* Exercise prompt: How many of these lines hold the string "Nativity"? Answer with the number only.

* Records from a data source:
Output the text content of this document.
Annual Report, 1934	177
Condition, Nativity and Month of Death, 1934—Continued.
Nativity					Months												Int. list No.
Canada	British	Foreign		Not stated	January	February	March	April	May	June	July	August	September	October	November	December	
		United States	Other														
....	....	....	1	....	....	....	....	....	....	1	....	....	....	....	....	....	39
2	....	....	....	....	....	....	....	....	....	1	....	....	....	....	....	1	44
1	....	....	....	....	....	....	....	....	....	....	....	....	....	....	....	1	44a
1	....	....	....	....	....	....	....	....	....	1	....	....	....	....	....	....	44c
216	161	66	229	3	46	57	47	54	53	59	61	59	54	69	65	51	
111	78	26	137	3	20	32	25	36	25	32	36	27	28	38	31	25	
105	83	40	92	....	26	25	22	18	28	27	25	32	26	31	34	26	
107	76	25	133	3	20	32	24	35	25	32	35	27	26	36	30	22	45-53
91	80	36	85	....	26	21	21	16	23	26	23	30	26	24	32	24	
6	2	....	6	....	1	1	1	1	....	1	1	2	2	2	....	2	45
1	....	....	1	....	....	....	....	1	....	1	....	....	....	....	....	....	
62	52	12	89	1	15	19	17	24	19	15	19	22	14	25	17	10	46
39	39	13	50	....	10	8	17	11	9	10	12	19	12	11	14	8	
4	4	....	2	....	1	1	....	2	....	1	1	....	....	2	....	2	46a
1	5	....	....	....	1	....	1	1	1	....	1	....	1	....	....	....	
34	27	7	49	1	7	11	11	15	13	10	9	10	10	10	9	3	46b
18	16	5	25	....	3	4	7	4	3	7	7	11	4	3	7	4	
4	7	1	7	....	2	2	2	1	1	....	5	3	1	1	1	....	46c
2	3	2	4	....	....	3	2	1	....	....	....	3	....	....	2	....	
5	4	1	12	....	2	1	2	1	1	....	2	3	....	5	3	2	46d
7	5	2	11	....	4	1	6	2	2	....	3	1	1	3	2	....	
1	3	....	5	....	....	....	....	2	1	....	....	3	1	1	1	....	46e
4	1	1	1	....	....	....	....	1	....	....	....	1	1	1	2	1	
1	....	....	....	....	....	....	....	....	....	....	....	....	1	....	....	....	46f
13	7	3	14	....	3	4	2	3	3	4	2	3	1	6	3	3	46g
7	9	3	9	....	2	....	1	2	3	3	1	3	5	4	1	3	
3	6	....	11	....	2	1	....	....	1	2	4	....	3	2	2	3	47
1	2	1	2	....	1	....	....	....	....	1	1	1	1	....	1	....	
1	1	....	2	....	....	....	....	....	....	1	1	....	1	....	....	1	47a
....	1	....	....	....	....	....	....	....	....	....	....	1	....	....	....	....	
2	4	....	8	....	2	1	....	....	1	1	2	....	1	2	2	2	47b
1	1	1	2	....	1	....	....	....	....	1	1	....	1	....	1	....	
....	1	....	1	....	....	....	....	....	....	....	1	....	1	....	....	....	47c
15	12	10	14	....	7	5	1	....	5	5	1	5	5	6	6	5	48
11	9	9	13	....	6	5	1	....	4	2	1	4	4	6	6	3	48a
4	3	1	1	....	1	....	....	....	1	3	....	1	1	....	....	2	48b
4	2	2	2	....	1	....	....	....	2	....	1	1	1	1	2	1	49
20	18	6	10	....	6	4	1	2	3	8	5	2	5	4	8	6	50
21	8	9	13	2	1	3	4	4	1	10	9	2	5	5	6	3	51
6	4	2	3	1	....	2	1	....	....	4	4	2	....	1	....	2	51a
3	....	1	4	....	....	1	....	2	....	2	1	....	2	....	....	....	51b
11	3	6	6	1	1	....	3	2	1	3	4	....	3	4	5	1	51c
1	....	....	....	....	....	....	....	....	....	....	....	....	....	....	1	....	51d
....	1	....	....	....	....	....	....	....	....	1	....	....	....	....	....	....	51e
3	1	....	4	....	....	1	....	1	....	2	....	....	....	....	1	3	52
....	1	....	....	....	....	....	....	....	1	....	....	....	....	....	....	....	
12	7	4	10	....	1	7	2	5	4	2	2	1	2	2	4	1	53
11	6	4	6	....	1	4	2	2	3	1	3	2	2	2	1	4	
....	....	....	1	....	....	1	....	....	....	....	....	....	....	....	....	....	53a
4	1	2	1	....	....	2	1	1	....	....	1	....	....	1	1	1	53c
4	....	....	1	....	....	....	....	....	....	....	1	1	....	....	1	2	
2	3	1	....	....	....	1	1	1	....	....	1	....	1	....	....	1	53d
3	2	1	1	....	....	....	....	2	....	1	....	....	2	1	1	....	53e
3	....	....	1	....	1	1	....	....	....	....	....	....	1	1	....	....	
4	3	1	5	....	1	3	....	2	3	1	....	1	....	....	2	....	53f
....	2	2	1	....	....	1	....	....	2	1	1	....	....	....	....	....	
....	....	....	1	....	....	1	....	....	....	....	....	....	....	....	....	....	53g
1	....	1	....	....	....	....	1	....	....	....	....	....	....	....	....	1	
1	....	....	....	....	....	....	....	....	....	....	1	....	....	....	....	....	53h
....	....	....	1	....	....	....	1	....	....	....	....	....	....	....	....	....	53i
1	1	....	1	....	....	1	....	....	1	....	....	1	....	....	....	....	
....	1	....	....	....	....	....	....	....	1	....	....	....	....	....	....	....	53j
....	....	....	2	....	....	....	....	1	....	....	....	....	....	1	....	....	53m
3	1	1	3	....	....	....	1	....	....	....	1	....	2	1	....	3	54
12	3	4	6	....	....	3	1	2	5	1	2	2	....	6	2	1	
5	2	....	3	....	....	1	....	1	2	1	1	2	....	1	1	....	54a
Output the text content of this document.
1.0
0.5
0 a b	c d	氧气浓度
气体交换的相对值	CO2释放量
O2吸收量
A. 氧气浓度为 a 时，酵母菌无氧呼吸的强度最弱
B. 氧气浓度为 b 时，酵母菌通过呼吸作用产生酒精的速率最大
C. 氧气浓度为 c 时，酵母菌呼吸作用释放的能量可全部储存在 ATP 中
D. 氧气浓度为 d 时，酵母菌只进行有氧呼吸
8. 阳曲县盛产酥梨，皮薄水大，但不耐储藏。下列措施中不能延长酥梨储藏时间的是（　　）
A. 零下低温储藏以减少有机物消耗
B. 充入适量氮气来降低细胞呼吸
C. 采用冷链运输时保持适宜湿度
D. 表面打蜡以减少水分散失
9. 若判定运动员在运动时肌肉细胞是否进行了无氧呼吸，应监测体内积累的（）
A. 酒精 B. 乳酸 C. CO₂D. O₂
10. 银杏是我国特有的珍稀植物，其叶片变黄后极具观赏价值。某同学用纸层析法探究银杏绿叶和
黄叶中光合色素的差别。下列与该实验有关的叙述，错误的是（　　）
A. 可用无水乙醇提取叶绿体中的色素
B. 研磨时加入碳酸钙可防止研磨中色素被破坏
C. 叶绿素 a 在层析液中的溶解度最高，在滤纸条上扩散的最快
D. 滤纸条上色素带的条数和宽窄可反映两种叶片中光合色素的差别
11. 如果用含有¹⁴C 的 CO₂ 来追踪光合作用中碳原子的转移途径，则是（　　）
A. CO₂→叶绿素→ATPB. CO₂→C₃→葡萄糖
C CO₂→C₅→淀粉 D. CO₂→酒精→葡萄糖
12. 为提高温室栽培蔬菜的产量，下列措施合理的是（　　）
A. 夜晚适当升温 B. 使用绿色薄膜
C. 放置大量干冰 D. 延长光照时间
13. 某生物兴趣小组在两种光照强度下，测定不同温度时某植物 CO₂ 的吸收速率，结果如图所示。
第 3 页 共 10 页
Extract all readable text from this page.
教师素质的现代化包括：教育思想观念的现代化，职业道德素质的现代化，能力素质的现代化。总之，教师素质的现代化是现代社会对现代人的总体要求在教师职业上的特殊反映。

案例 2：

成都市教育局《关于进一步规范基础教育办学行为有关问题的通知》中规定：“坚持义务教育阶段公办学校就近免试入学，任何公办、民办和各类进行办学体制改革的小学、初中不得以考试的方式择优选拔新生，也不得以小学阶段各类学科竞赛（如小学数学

* Answer to the task: 2